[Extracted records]
--*--

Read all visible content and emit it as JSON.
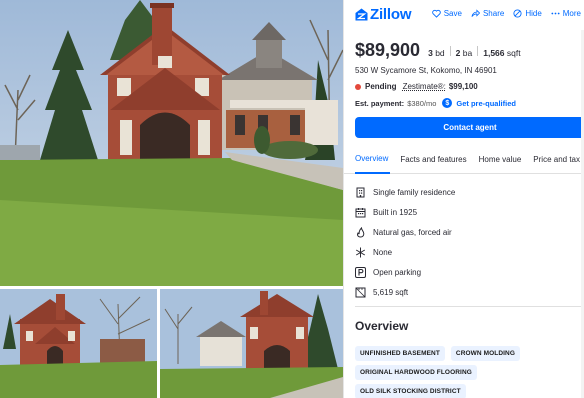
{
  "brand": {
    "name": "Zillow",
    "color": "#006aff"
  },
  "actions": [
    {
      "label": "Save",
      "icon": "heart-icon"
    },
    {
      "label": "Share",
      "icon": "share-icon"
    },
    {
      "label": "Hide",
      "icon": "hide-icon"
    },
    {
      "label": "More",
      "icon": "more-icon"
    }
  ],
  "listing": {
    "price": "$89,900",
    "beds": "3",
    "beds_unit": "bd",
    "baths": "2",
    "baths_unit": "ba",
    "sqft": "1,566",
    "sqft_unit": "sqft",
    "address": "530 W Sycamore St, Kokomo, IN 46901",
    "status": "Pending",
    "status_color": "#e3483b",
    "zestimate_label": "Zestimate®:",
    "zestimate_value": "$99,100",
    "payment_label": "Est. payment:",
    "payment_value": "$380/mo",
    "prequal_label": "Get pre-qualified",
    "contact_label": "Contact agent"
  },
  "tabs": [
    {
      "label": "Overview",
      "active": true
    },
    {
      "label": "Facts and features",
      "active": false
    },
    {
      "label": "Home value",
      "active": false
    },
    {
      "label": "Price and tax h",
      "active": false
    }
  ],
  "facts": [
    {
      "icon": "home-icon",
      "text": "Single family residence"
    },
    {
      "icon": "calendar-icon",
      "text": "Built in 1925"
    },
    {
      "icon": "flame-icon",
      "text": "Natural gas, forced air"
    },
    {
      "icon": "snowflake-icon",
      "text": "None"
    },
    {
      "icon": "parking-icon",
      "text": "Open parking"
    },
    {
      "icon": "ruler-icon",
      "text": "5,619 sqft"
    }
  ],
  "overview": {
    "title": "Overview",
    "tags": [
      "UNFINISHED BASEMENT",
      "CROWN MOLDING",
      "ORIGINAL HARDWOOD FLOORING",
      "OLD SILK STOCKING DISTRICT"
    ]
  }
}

--*--

◆ **WORK TO BE COMPLETED**:
Every entry must be written out exactly, with all pictures left out.

◆ **WRITTEN ANSWER**:
Read all visible content and emit it as JSON.
{
  "brand": {
    "name": "Zillow",
    "color": "#006aff"
  },
  "actions": [
    {
      "label": "Save",
      "icon": "heart-icon"
    },
    {
      "label": "Share",
      "icon": "share-icon"
    },
    {
      "label": "Hide",
      "icon": "hide-icon"
    },
    {
      "label": "More",
      "icon": "more-icon"
    }
  ],
  "listing": {
    "price": "$89,900",
    "beds": "3",
    "beds_unit": "bd",
    "baths": "2",
    "baths_unit": "ba",
    "sqft": "1,566",
    "sqft_unit": "sqft",
    "address": "530 W Sycamore St, Kokomo, IN 46901",
    "status": "Pending",
    "status_color": "#e3483b",
    "zestimate_label": "Zestimate®:",
    "zestimate_value": "$99,100",
    "payment_label": "Est. payment:",
    "payment_value": "$380/mo",
    "prequal_label": "Get pre-qualified",
    "contact_label": "Contact agent"
  },
  "tabs": [
    {
      "label": "Overview",
      "active": true
    },
    {
      "label": "Facts and features",
      "active": false
    },
    {
      "label": "Home value",
      "active": false
    },
    {
      "label": "Price and tax h",
      "active": false
    }
  ],
  "facts": [
    {
      "icon": "home-icon",
      "text": "Single family residence"
    },
    {
      "icon": "calendar-icon",
      "text": "Built in 1925"
    },
    {
      "icon": "flame-icon",
      "text": "Natural gas, forced air"
    },
    {
      "icon": "snowflake-icon",
      "text": "None"
    },
    {
      "icon": "parking-icon",
      "text": "Open parking"
    },
    {
      "icon": "ruler-icon",
      "text": "5,619 sqft"
    }
  ],
  "overview": {
    "title": "Overview",
    "tags": [
      "UNFINISHED BASEMENT",
      "CROWN MOLDING",
      "ORIGINAL HARDWOOD FLOORING",
      "OLD SILK STOCKING DISTRICT"
    ]
  }
}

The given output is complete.